• **EXERCISE DETAILS**: Output each entry verbatim and exclude every picture from it.

(Entries from a visual dataset)
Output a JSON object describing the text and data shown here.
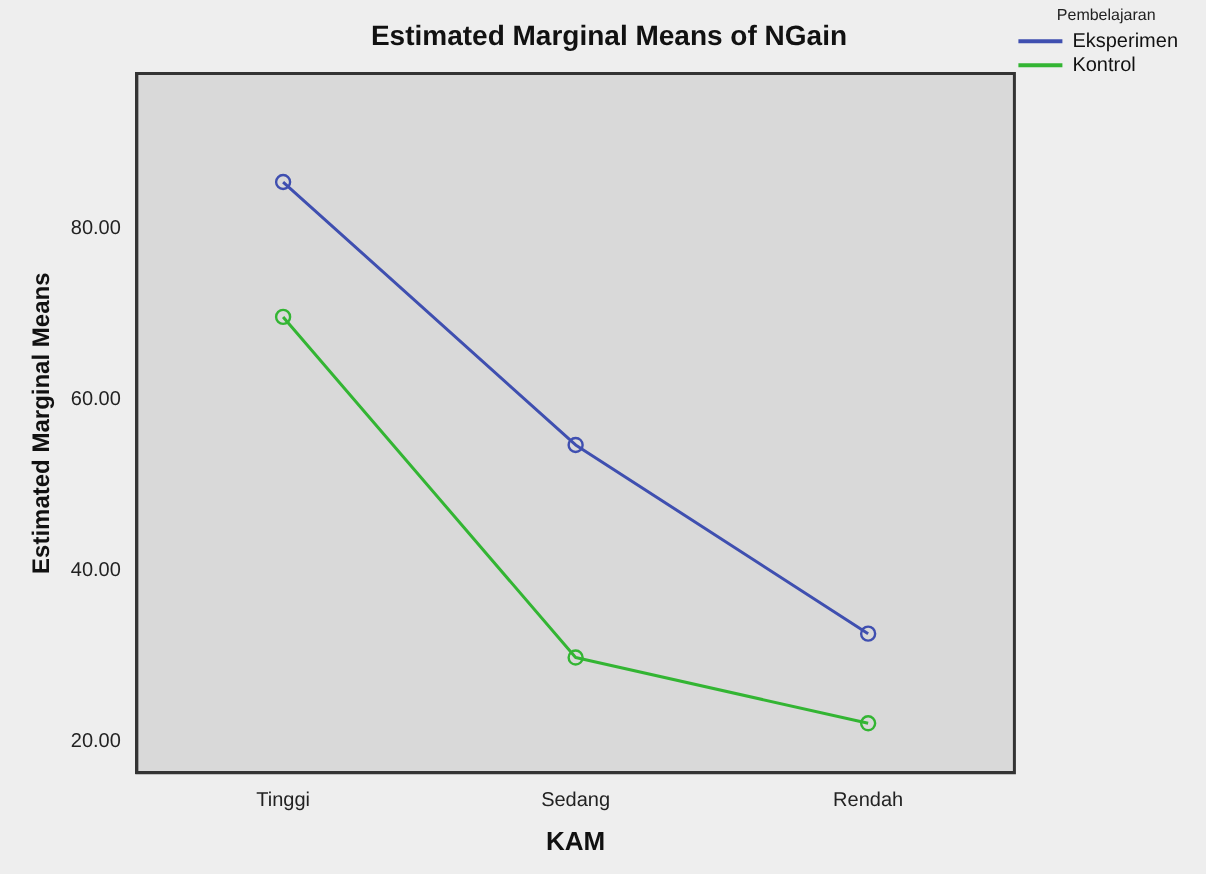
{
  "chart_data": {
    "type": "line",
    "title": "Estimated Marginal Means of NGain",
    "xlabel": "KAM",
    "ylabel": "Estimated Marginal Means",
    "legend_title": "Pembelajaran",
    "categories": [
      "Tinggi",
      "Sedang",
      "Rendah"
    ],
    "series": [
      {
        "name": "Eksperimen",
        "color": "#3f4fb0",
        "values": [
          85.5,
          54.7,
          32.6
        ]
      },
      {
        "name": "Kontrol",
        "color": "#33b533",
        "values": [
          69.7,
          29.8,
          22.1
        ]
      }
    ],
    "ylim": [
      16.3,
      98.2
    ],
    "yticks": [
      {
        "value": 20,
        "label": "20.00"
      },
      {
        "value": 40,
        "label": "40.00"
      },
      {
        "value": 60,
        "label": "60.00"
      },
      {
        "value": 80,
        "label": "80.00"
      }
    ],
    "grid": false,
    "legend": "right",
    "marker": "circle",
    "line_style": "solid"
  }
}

• **RESPONSE TO THIS EXERCISE**:
Output a JSON object describing the text and data shown here.
{
  "chart_data": {
    "type": "line",
    "title": "Estimated Marginal Means of NGain",
    "xlabel": "KAM",
    "ylabel": "Estimated Marginal Means",
    "legend_title": "Pembelajaran",
    "categories": [
      "Tinggi",
      "Sedang",
      "Rendah"
    ],
    "series": [
      {
        "name": "Eksperimen",
        "color": "#3f4fb0",
        "values": [
          85.5,
          54.7,
          32.6
        ]
      },
      {
        "name": "Kontrol",
        "color": "#33b533",
        "values": [
          69.7,
          29.8,
          22.1
        ]
      }
    ],
    "ylim": [
      16.3,
      98.2
    ],
    "yticks": [
      {
        "value": 20,
        "label": "20.00"
      },
      {
        "value": 40,
        "label": "40.00"
      },
      {
        "value": 60,
        "label": "60.00"
      },
      {
        "value": 80,
        "label": "80.00"
      }
    ],
    "grid": false,
    "legend": "right",
    "marker": "circle",
    "line_style": "solid"
  }
}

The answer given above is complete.